• **GIVEN PROBLEM**
Count the lines below that contain the word "цели". Give only the number.

------ RECORDS FOR THIS TASK

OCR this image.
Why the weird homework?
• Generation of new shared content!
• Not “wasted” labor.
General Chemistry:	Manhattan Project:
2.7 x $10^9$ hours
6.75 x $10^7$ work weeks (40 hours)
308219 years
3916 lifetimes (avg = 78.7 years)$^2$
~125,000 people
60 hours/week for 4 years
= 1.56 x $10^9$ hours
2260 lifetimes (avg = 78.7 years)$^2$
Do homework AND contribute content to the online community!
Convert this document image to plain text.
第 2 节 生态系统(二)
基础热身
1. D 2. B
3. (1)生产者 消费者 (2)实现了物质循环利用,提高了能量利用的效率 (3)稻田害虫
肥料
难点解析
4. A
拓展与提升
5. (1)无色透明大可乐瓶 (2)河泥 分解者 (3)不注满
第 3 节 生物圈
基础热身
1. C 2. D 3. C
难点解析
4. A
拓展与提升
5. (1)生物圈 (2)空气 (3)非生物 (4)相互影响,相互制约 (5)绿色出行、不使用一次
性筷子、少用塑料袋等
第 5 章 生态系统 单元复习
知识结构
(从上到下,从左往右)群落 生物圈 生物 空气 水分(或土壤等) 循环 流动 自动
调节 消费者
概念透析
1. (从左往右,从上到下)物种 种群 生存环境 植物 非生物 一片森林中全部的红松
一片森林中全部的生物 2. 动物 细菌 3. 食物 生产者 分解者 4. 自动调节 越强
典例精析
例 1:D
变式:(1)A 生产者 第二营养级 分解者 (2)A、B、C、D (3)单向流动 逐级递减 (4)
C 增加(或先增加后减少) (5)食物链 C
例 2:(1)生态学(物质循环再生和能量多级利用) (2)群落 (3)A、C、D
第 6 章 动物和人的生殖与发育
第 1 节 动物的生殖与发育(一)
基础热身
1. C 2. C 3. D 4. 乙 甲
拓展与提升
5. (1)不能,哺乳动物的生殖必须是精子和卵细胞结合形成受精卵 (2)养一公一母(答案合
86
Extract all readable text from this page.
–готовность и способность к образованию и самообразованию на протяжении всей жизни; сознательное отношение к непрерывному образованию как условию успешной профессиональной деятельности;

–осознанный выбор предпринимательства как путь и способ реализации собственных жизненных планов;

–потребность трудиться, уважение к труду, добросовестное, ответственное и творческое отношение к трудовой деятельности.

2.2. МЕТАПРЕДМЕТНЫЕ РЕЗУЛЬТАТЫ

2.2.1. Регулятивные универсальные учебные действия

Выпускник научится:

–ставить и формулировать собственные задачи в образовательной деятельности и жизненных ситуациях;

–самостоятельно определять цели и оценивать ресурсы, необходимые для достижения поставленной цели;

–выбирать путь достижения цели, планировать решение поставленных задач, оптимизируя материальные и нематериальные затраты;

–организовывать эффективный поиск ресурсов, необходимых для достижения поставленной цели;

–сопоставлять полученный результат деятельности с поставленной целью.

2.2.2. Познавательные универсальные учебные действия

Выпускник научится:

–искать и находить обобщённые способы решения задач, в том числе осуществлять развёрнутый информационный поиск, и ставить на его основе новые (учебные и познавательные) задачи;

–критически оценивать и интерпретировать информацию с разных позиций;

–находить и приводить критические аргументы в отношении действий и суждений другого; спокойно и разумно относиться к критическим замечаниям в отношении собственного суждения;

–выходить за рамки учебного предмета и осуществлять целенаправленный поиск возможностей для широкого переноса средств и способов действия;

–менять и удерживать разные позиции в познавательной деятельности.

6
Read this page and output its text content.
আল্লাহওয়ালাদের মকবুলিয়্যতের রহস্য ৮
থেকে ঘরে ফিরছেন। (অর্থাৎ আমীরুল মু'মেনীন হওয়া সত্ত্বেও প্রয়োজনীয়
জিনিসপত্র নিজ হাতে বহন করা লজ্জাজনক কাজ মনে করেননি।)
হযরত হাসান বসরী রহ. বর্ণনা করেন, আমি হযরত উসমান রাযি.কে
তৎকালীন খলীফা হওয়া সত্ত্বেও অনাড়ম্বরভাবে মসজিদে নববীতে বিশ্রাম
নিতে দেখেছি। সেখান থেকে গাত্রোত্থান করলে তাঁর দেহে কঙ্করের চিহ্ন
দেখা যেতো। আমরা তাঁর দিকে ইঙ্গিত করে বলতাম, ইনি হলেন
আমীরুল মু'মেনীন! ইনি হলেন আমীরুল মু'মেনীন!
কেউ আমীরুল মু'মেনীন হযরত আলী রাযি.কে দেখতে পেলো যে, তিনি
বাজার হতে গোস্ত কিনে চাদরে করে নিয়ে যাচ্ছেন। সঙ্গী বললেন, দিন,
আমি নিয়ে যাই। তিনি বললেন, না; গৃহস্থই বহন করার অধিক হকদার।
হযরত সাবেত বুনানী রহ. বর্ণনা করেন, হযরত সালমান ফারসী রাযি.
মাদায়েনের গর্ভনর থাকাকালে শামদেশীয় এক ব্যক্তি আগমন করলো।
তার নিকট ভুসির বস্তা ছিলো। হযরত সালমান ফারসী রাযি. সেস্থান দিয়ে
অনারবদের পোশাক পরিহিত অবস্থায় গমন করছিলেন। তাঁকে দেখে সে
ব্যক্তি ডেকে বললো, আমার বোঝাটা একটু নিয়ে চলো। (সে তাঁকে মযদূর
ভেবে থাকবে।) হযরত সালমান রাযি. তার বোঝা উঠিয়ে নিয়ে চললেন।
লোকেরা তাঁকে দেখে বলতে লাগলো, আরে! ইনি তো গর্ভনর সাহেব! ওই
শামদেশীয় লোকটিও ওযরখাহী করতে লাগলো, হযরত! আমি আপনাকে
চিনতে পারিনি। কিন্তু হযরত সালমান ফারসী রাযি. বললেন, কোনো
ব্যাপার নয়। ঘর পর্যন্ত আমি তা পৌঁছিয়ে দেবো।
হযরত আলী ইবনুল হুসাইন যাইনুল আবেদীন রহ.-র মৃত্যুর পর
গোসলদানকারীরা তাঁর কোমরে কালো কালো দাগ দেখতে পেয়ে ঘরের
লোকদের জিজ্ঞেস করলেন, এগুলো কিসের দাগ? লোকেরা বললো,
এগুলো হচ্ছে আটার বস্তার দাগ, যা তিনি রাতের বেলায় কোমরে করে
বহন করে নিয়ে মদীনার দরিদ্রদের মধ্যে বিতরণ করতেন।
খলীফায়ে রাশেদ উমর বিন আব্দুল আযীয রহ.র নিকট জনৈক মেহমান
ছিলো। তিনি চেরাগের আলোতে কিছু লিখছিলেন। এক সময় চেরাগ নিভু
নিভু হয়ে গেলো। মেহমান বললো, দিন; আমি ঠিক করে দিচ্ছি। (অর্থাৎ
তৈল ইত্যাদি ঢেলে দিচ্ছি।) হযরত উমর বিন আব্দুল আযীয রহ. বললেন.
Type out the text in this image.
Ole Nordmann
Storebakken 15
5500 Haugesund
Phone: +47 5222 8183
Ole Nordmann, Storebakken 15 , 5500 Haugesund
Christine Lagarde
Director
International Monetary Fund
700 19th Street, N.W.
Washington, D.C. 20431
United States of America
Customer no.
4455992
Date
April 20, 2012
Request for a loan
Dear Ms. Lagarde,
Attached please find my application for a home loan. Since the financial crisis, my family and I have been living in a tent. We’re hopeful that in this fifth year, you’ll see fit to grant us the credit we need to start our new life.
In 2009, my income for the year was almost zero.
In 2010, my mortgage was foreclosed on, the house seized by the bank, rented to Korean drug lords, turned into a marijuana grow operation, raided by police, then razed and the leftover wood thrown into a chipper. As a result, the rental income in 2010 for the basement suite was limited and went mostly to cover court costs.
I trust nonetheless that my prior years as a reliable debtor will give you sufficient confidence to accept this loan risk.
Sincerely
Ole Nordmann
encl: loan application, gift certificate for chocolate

------------

• **CORRECT ANSWER**
3